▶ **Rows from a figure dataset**
====
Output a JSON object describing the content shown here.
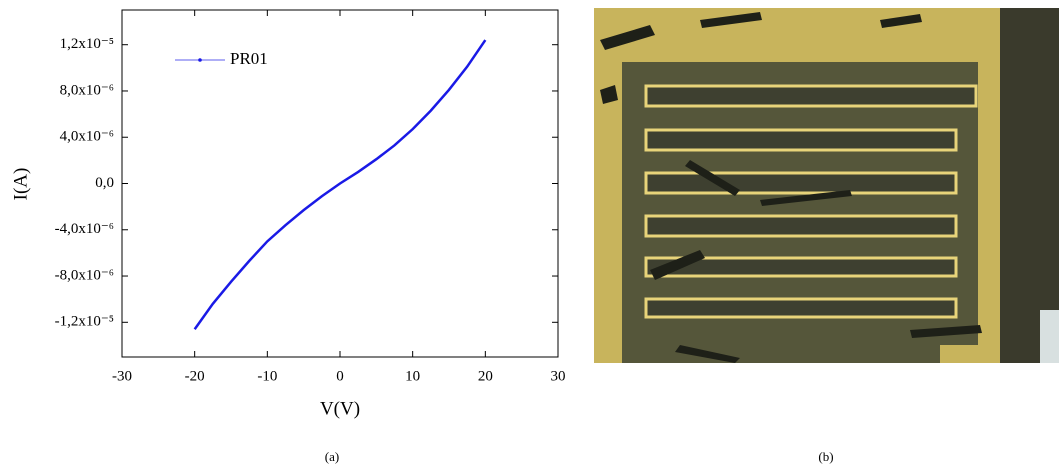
{
  "chart_data": {
    "type": "line",
    "xlabel": "V(V)",
    "ylabel": "I(A)",
    "x": [
      -20,
      -17.5,
      -15,
      -12.5,
      -10,
      -7.5,
      -5,
      -2.5,
      0,
      2.5,
      5,
      7.5,
      10,
      12.5,
      15,
      17.5,
      20
    ],
    "series": [
      {
        "name": "PR01",
        "color": "#1a1ae6",
        "values": [
          -1.26e-05,
          -1.04e-05,
          -8.5e-06,
          -6.7e-06,
          -5e-06,
          -3.6e-06,
          -2.3e-06,
          -1.1e-06,
          0,
          1e-06,
          2.1e-06,
          3.3e-06,
          4.7e-06,
          6.3e-06,
          8.1e-06,
          1.01e-05,
          1.24e-05
        ]
      }
    ],
    "xlim": [
      -30,
      30
    ],
    "xticks": [
      -30,
      -20,
      -10,
      0,
      10,
      20,
      30
    ],
    "ylim": [
      -1.5e-05,
      1.5e-05
    ],
    "yticks": [
      {
        "value": -1.2e-05,
        "label": "-1,2x10⁻⁵"
      },
      {
        "value": -8e-06,
        "label": "-8,0x10⁻⁶"
      },
      {
        "value": -4e-06,
        "label": "-4,0x10⁻⁶"
      },
      {
        "value": 0,
        "label": "0,0"
      },
      {
        "value": 4e-06,
        "label": "4,0x10⁻⁶"
      },
      {
        "value": 8e-06,
        "label": "8,0x10⁻⁶"
      },
      {
        "value": 1.2e-05,
        "label": "1,2x10⁻⁵"
      }
    ],
    "legend": "upper-left"
  },
  "captions": [
    "(a)",
    "(b)"
  ]
}
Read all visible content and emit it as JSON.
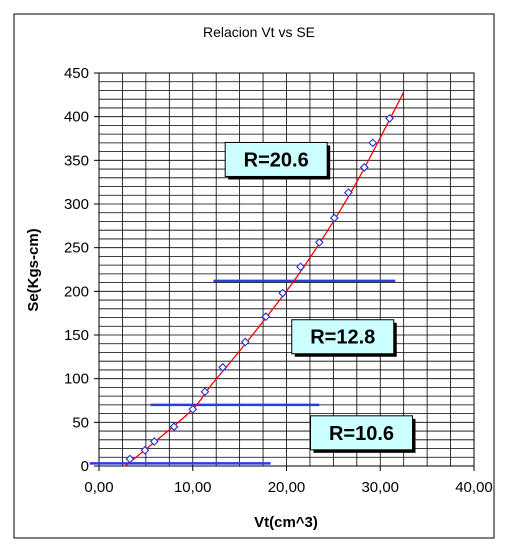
{
  "chart_data": {
    "type": "scatter",
    "title": "Relacion Vt vs SE",
    "xlabel": "Vt(cm^3)",
    "ylabel": "Se(Kgs-cm)",
    "xlim": [
      0,
      40
    ],
    "ylim": [
      0,
      450
    ],
    "x_ticks": [
      "0,00",
      "10,00",
      "20,00",
      "30,00",
      "40,00"
    ],
    "y_ticks": [
      "0",
      "50",
      "100",
      "150",
      "200",
      "250",
      "300",
      "350",
      "400",
      "450"
    ],
    "grid": true,
    "points": [
      {
        "x": 3.3,
        "y": 8
      },
      {
        "x": 4.9,
        "y": 18
      },
      {
        "x": 5.9,
        "y": 28
      },
      {
        "x": 8.0,
        "y": 45
      },
      {
        "x": 10.0,
        "y": 65
      },
      {
        "x": 11.3,
        "y": 85
      },
      {
        "x": 13.2,
        "y": 113
      },
      {
        "x": 15.6,
        "y": 142
      },
      {
        "x": 17.8,
        "y": 171
      },
      {
        "x": 19.6,
        "y": 198
      },
      {
        "x": 21.5,
        "y": 228
      },
      {
        "x": 23.5,
        "y": 256
      },
      {
        "x": 25.1,
        "y": 284
      },
      {
        "x": 26.6,
        "y": 313
      },
      {
        "x": 28.3,
        "y": 342
      },
      {
        "x": 29.2,
        "y": 370
      },
      {
        "x": 31.0,
        "y": 398
      }
    ],
    "fit_curve": [
      {
        "x": 2.8,
        "y": 0
      },
      {
        "x": 6.0,
        "y": 28
      },
      {
        "x": 10.0,
        "y": 65
      },
      {
        "x": 12.0,
        "y": 93
      },
      {
        "x": 16.0,
        "y": 145
      },
      {
        "x": 21.0,
        "y": 215
      },
      {
        "x": 25.0,
        "y": 280
      },
      {
        "x": 28.0,
        "y": 335
      },
      {
        "x": 32.5,
        "y": 428
      }
    ],
    "marker_color": "#1f2fd0",
    "curve_color": "#ff0000",
    "threshold_color": "#2a3fd6",
    "thresholds": [
      {
        "y": 3,
        "x_start": -1,
        "x_end": 18.3
      },
      {
        "y": 70,
        "x_start": 5.5,
        "x_end": 23.5
      },
      {
        "y": 212,
        "x_start": 12.2,
        "x_end": 31.6
      }
    ],
    "annotations": [
      {
        "text": "R=20.6",
        "x": 18.9,
        "y": 351
      },
      {
        "text": "R=12.8",
        "x": 26.0,
        "y": 148
      },
      {
        "text": "R=10.6",
        "x": 28.0,
        "y": 38
      }
    ],
    "annotation_box_color": "#ccffff"
  }
}
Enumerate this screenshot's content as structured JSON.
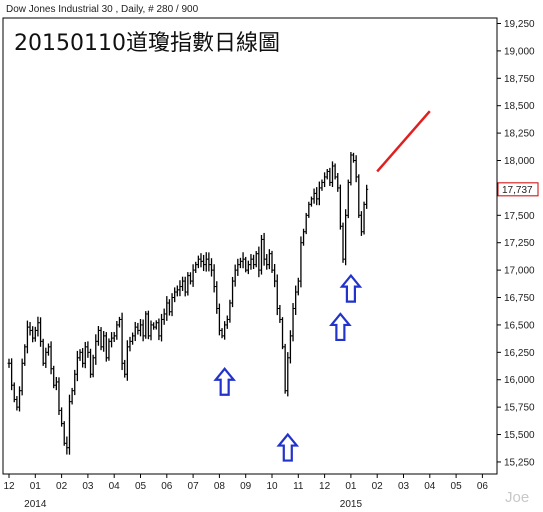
{
  "header": "Dow Jones Industrial 30 , Daily, # 280 / 900",
  "watermark": "Joe",
  "chart_data": {
    "type": "line",
    "style": "ohlc-bars",
    "title": "20150110道瓊指數日線圖",
    "x_tick_labels": [
      "12",
      "01",
      "02",
      "03",
      "04",
      "05",
      "06",
      "07",
      "08",
      "09",
      "10",
      "11",
      "12",
      "01",
      "02",
      "03",
      "04",
      "05",
      "06"
    ],
    "year_labels": [
      {
        "label": "2014",
        "at_tick": 1
      },
      {
        "label": "2015",
        "at_tick": 13
      }
    ],
    "y_ticks": [
      15250,
      15500,
      15750,
      16000,
      16250,
      16500,
      16750,
      17000,
      17250,
      17500,
      17750,
      18000,
      18250,
      18500,
      18750,
      19000,
      19250
    ],
    "y_tick_labels": [
      "15,250",
      "15,500",
      "15,750",
      "16,000",
      "16,250",
      "16,500",
      "16,750",
      "17,000",
      "17,250",
      "17,500",
      "17,750",
      "18,000",
      "18,250",
      "18,500",
      "18,750",
      "19,000",
      "19,250"
    ],
    "ylim": [
      15140,
      19300
    ],
    "xlim": [
      0,
      18.6
    ],
    "last_value": 17737,
    "last_value_label": "17,737",
    "colors": {
      "bars": "#000000",
      "trendline": "#e02020",
      "arrows": "#2233cc",
      "last_price_box": "#cc0000"
    },
    "series": [
      {
        "values": [
          [
            0.0,
            16150
          ],
          [
            0.1,
            15950
          ],
          [
            0.2,
            15820
          ],
          [
            0.3,
            15750
          ],
          [
            0.4,
            15900
          ],
          [
            0.5,
            16150
          ],
          [
            0.6,
            16300
          ],
          [
            0.7,
            16480
          ],
          [
            0.8,
            16450
          ],
          [
            0.9,
            16380
          ],
          [
            1.0,
            16450
          ],
          [
            1.1,
            16520
          ],
          [
            1.2,
            16350
          ],
          [
            1.3,
            16150
          ],
          [
            1.4,
            16250
          ],
          [
            1.5,
            16300
          ],
          [
            1.6,
            16100
          ],
          [
            1.7,
            15950
          ],
          [
            1.8,
            15980
          ],
          [
            1.9,
            15720
          ],
          [
            2.0,
            15600
          ],
          [
            2.1,
            15420
          ],
          [
            2.2,
            15380
          ],
          [
            2.3,
            15800
          ],
          [
            2.4,
            15900
          ],
          [
            2.5,
            16050
          ],
          [
            2.6,
            16200
          ],
          [
            2.7,
            16250
          ],
          [
            2.8,
            16150
          ],
          [
            2.9,
            16300
          ],
          [
            3.0,
            16250
          ],
          [
            3.1,
            16050
          ],
          [
            3.2,
            16200
          ],
          [
            3.3,
            16350
          ],
          [
            3.4,
            16450
          ],
          [
            3.5,
            16300
          ],
          [
            3.6,
            16400
          ],
          [
            3.7,
            16200
          ],
          [
            3.8,
            16350
          ],
          [
            3.9,
            16380
          ],
          [
            4.0,
            16400
          ],
          [
            4.1,
            16500
          ],
          [
            4.2,
            16550
          ],
          [
            4.3,
            16150
          ],
          [
            4.4,
            16050
          ],
          [
            4.5,
            16300
          ],
          [
            4.6,
            16350
          ],
          [
            4.7,
            16400
          ],
          [
            4.8,
            16480
          ],
          [
            4.9,
            16450
          ],
          [
            5.0,
            16500
          ],
          [
            5.1,
            16400
          ],
          [
            5.2,
            16600
          ],
          [
            5.3,
            16400
          ],
          [
            5.4,
            16500
          ],
          [
            5.5,
            16480
          ],
          [
            5.6,
            16520
          ],
          [
            5.7,
            16400
          ],
          [
            5.8,
            16550
          ],
          [
            5.9,
            16600
          ],
          [
            6.0,
            16700
          ],
          [
            6.1,
            16620
          ],
          [
            6.2,
            16750
          ],
          [
            6.3,
            16800
          ],
          [
            6.4,
            16820
          ],
          [
            6.5,
            16850
          ],
          [
            6.6,
            16900
          ],
          [
            6.7,
            16800
          ],
          [
            6.8,
            16950
          ],
          [
            6.9,
            16900
          ],
          [
            7.0,
            17000
          ],
          [
            7.1,
            17050
          ],
          [
            7.2,
            17100
          ],
          [
            7.3,
            17080
          ],
          [
            7.4,
            17050
          ],
          [
            7.5,
            17100
          ],
          [
            7.6,
            17050
          ],
          [
            7.7,
            17000
          ],
          [
            7.8,
            16850
          ],
          [
            7.9,
            16650
          ],
          [
            8.0,
            16450
          ],
          [
            8.1,
            16400
          ],
          [
            8.2,
            16500
          ],
          [
            8.3,
            16550
          ],
          [
            8.4,
            16700
          ],
          [
            8.5,
            16900
          ],
          [
            8.6,
            17000
          ],
          [
            8.7,
            17050
          ],
          [
            8.8,
            17080
          ],
          [
            8.9,
            17100
          ],
          [
            9.0,
            17000
          ],
          [
            9.1,
            17050
          ],
          [
            9.2,
            17100
          ],
          [
            9.3,
            17050
          ],
          [
            9.4,
            17150
          ],
          [
            9.5,
            17000
          ],
          [
            9.6,
            17280
          ],
          [
            9.7,
            17100
          ],
          [
            9.8,
            17050
          ],
          [
            9.9,
            17150
          ],
          [
            10.0,
            17000
          ],
          [
            10.1,
            16900
          ],
          [
            10.2,
            16650
          ],
          [
            10.3,
            16550
          ],
          [
            10.4,
            16300
          ],
          [
            10.5,
            15900
          ],
          [
            10.6,
            16200
          ],
          [
            10.7,
            16400
          ],
          [
            10.8,
            16650
          ],
          [
            10.9,
            16800
          ],
          [
            11.0,
            16900
          ],
          [
            11.1,
            17250
          ],
          [
            11.2,
            17350
          ],
          [
            11.3,
            17500
          ],
          [
            11.4,
            17600
          ],
          [
            11.5,
            17650
          ],
          [
            11.6,
            17700
          ],
          [
            11.7,
            17650
          ],
          [
            11.8,
            17750
          ],
          [
            11.9,
            17800
          ],
          [
            12.0,
            17850
          ],
          [
            12.1,
            17900
          ],
          [
            12.2,
            17800
          ],
          [
            12.3,
            17950
          ],
          [
            12.4,
            17850
          ],
          [
            12.5,
            17750
          ],
          [
            12.6,
            17400
          ],
          [
            12.7,
            17100
          ],
          [
            12.8,
            17500
          ],
          [
            12.9,
            17800
          ],
          [
            13.0,
            18050
          ],
          [
            13.1,
            18000
          ],
          [
            13.2,
            17850
          ],
          [
            13.3,
            17500
          ],
          [
            13.4,
            17350
          ],
          [
            13.5,
            17600
          ],
          [
            13.6,
            17737
          ]
        ]
      }
    ],
    "trendline": {
      "from": [
        14.0,
        17900
      ],
      "to": [
        16.0,
        18450
      ]
    },
    "arrows": [
      {
        "x": 8.2,
        "y": 16100,
        "direction": "up"
      },
      {
        "x": 10.6,
        "y": 15500,
        "direction": "up"
      },
      {
        "x": 12.6,
        "y": 16600,
        "direction": "up"
      },
      {
        "x": 13.0,
        "y": 16950,
        "direction": "up"
      }
    ]
  }
}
====
▶ **Given request**
Identify every line where the string "JSON" appears.

▶ **Solution for this problem**
Output a JSON object describing the content shown here.
Read all visible content and emit it as JSON.
Enumerate this screenshot's content as structured JSON.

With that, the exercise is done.